**GIVEN PROBLEM**
Identify all lines below that hold "Average" and collect them.

A run of records:
--------
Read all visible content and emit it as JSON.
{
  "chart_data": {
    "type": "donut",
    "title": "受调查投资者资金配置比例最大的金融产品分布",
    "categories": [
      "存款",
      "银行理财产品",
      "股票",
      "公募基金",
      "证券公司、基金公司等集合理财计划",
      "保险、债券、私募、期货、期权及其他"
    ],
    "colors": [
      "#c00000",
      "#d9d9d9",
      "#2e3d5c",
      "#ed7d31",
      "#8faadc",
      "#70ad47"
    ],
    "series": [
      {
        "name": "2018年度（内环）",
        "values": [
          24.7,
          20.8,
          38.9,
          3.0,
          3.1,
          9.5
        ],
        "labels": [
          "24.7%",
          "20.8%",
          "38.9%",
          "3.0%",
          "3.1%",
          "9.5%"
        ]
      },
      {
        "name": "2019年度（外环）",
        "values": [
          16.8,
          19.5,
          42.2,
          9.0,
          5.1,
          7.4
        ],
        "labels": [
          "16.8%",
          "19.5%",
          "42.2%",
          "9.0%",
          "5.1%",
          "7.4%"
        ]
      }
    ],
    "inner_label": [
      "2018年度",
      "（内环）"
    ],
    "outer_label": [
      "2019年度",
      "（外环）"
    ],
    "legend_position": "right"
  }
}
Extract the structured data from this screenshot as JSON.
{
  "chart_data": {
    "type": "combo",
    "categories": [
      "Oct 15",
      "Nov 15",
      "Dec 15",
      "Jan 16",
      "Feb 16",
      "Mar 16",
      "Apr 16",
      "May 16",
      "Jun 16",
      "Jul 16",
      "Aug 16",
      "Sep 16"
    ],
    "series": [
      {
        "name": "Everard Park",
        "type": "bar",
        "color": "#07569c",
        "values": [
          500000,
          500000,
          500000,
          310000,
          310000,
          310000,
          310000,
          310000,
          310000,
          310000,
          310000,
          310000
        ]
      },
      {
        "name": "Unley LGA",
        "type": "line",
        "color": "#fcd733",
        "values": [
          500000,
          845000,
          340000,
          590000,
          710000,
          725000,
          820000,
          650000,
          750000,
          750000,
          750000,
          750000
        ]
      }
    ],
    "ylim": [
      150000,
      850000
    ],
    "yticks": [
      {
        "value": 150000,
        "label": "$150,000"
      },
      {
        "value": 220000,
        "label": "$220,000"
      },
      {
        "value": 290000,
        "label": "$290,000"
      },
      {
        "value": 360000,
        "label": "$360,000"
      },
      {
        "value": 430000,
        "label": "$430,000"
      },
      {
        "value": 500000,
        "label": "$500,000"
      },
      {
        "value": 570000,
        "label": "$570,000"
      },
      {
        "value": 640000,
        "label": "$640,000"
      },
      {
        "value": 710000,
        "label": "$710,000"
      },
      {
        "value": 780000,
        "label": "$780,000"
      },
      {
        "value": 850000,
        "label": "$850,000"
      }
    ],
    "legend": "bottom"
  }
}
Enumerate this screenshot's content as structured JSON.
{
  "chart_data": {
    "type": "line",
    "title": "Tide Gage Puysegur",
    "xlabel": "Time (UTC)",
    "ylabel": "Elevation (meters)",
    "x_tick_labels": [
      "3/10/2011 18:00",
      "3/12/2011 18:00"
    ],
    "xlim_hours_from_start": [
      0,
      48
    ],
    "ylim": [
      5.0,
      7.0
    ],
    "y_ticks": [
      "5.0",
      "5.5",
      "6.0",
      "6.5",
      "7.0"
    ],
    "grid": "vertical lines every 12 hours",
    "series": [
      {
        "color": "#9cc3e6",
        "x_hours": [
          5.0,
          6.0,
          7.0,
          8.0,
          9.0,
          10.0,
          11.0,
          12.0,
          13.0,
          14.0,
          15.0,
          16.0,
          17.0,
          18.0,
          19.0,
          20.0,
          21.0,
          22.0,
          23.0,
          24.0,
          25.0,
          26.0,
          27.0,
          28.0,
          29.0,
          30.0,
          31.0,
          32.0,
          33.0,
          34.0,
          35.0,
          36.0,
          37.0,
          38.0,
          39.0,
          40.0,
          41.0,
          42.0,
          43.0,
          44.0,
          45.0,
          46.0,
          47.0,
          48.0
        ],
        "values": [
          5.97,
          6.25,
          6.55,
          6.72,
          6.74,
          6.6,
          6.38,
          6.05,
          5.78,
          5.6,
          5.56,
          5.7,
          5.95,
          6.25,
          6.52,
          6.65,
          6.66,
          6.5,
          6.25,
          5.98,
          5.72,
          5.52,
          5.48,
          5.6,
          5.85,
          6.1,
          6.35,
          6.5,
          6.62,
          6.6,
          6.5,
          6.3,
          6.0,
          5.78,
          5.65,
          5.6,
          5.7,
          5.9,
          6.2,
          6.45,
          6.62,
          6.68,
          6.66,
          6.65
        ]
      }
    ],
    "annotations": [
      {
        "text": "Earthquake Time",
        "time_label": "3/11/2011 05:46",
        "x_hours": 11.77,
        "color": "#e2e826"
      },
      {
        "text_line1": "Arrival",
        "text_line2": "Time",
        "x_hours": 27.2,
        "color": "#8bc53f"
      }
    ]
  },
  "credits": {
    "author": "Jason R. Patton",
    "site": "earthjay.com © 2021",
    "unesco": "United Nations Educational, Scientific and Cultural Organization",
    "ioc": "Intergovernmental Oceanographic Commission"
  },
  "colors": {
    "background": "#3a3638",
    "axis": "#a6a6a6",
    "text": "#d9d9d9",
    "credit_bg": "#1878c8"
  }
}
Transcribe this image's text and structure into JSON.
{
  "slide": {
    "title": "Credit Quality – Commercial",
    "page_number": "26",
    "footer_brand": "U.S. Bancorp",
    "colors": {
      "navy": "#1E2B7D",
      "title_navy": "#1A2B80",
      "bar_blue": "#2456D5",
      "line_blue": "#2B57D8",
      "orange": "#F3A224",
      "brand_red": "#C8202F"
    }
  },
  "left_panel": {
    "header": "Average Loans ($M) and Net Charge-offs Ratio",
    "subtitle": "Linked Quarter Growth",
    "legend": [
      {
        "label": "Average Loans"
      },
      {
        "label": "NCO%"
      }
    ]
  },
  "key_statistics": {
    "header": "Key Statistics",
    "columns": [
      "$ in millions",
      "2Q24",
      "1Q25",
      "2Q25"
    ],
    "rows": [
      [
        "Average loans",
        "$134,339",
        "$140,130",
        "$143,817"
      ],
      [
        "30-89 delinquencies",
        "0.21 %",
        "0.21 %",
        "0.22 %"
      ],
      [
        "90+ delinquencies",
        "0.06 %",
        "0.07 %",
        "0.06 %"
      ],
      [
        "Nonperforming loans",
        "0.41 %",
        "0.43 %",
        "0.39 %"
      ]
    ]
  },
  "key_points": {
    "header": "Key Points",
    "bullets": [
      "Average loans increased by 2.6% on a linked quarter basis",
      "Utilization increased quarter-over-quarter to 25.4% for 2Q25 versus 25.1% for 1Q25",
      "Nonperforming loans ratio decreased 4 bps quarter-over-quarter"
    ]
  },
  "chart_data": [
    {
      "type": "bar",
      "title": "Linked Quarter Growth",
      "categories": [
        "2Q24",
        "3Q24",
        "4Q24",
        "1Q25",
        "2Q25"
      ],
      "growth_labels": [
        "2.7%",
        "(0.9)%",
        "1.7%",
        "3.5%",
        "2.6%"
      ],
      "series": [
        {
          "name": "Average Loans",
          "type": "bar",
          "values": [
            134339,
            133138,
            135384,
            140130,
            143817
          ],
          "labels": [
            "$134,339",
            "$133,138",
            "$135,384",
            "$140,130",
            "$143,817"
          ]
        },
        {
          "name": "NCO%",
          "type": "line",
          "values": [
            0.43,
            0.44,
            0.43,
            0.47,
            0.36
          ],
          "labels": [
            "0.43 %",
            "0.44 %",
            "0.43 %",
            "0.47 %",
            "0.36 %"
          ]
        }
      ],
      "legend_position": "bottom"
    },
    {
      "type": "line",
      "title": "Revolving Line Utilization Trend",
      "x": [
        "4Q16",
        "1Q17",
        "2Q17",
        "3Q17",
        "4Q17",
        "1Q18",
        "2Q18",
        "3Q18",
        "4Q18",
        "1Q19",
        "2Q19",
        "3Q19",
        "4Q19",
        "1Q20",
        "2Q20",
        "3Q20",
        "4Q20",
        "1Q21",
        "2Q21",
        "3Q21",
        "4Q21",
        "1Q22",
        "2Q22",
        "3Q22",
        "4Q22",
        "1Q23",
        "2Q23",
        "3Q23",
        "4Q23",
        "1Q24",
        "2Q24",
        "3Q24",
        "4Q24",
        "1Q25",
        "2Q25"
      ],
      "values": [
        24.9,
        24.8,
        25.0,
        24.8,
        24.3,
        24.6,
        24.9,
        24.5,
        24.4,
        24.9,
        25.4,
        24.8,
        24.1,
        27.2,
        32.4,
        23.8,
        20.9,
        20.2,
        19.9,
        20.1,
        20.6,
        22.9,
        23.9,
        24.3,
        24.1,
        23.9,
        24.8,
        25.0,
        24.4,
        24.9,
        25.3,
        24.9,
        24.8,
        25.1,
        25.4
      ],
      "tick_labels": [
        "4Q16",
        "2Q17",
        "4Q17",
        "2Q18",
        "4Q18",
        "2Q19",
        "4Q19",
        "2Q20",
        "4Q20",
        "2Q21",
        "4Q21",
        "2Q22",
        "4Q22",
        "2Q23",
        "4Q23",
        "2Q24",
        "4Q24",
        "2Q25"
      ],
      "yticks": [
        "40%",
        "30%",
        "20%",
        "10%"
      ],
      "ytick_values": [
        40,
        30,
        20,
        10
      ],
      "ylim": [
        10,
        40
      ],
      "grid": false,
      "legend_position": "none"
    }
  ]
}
--------
**SOLUTION BELOW**
    "header": "Average Loans ($M) and Net Charge-offs Ratio",
        "label": "Average Loans"
        "Average loans",
      "Average loans increased by 2.6% on a linked quarter basis",
          "name": "Average Loans",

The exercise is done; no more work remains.